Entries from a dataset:
================================
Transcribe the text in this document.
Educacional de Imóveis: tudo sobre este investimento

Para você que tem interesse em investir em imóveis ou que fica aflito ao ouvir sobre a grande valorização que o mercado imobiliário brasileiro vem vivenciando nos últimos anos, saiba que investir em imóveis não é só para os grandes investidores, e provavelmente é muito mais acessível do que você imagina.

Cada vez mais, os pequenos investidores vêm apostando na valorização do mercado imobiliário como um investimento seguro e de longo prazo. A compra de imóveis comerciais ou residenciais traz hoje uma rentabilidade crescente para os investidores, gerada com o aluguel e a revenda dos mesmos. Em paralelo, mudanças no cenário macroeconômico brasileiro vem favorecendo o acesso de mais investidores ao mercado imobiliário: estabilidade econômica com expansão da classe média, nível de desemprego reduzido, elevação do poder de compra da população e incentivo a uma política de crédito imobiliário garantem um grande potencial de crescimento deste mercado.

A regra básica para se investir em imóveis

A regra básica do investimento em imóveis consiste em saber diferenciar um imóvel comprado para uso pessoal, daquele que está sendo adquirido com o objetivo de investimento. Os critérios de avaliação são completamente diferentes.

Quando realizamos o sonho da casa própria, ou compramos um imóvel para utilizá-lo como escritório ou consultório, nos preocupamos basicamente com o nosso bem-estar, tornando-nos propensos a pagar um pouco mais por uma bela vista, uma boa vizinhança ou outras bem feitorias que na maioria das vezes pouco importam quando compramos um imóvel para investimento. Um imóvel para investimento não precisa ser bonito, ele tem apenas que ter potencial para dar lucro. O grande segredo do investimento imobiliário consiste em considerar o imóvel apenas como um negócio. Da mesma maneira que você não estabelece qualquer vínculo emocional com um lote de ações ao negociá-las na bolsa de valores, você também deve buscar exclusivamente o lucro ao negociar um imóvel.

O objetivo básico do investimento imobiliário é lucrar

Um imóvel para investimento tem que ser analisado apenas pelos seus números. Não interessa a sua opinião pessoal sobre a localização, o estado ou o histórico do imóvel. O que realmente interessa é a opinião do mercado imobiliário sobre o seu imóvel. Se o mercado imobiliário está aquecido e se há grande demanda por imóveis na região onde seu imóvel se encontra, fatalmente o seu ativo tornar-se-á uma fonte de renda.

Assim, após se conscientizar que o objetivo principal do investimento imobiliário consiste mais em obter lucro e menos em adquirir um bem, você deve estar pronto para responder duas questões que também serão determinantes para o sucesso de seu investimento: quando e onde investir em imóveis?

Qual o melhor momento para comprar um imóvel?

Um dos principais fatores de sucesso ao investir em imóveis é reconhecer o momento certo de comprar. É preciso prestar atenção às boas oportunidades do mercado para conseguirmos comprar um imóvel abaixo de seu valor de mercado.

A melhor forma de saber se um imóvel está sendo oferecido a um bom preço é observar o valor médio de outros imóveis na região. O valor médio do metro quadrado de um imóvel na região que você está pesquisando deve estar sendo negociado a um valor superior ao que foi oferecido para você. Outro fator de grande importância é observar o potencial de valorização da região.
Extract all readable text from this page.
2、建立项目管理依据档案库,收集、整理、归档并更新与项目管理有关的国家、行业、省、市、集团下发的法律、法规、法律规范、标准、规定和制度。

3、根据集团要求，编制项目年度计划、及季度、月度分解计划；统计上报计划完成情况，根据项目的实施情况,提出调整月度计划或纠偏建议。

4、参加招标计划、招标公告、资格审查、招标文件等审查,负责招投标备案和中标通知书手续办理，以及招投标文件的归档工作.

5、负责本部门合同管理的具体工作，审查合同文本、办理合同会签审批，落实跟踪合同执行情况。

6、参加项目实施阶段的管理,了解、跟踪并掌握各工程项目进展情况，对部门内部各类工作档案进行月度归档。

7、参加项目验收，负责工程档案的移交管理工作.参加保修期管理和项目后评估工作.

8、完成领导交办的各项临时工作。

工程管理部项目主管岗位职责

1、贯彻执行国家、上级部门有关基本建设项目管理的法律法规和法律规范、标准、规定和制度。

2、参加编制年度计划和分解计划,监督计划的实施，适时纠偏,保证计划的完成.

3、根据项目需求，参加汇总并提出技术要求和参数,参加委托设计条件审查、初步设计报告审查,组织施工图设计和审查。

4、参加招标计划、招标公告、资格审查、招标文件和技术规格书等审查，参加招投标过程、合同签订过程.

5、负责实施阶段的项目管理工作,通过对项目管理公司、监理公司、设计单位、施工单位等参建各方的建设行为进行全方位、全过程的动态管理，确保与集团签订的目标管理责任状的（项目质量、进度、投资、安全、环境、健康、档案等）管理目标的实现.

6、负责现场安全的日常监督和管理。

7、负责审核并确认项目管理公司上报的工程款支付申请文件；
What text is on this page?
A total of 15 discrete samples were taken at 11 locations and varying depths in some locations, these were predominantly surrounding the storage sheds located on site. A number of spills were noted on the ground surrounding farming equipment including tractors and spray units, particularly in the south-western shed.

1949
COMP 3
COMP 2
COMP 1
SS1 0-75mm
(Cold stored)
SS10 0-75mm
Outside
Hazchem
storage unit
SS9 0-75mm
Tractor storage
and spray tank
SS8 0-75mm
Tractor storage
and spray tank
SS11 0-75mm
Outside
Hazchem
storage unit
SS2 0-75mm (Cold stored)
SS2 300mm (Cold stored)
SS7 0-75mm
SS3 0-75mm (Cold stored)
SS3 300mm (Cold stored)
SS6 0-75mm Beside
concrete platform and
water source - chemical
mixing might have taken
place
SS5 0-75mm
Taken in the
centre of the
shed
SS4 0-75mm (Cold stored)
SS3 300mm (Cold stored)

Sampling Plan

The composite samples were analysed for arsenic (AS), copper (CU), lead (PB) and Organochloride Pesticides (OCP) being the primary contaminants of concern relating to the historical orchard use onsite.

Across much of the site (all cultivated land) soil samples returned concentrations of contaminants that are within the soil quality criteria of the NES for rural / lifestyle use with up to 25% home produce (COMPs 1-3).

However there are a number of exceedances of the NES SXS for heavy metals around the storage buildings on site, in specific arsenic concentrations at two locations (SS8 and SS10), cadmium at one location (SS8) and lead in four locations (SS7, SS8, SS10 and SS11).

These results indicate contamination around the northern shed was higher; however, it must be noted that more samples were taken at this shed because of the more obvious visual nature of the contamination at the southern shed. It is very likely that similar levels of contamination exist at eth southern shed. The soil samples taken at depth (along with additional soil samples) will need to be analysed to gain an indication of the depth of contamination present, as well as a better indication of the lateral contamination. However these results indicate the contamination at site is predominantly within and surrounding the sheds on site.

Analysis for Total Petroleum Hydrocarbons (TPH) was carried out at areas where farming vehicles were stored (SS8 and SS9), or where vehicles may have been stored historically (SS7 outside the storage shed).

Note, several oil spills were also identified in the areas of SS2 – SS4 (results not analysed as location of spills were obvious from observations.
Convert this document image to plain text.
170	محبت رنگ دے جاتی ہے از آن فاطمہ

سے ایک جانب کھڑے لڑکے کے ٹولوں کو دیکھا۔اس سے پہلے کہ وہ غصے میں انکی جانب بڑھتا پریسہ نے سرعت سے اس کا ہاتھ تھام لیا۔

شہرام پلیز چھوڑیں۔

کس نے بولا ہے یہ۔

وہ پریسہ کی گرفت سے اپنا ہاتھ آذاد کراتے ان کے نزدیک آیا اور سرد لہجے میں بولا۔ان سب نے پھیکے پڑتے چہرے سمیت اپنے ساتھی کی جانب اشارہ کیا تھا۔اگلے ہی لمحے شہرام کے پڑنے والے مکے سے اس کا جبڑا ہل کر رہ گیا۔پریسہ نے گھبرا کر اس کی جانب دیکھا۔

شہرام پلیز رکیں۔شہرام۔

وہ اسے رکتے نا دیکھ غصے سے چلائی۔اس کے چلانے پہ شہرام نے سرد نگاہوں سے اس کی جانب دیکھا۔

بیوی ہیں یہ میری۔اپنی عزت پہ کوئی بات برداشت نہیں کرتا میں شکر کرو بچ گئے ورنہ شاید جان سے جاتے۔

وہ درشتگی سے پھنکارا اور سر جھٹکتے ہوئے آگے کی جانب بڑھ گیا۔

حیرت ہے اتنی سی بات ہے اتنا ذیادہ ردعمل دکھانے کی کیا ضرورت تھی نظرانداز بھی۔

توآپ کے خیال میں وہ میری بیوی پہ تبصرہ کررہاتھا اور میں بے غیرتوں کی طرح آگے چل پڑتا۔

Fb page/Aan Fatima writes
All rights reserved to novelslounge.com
================================
TO BE DONE:
List every line above that contains the word "within".

THE RESPONSE:
Across much of the site (all cultivated land) soil samples returned concentrations of contaminants that are within the soil quality criteria of the NES for rural / lifestyle use with up to 25% home produce (COMPs 1-3).
These results indicate contamination around the northern shed was higher; however, it must be noted that more samples were taken at this shed because of the more obvious visual nature of the contamination at the southern shed. It is very likely that similar levels of contamination exist at eth southern shed. The soil samples taken at depth (along with additional soil samples) will need to be analysed to gain an indication of the depth of contamination present, as well as a better indication of the lateral contamination. However these results indicate the contamination at site is predominantly within and surrounding the sheds on site.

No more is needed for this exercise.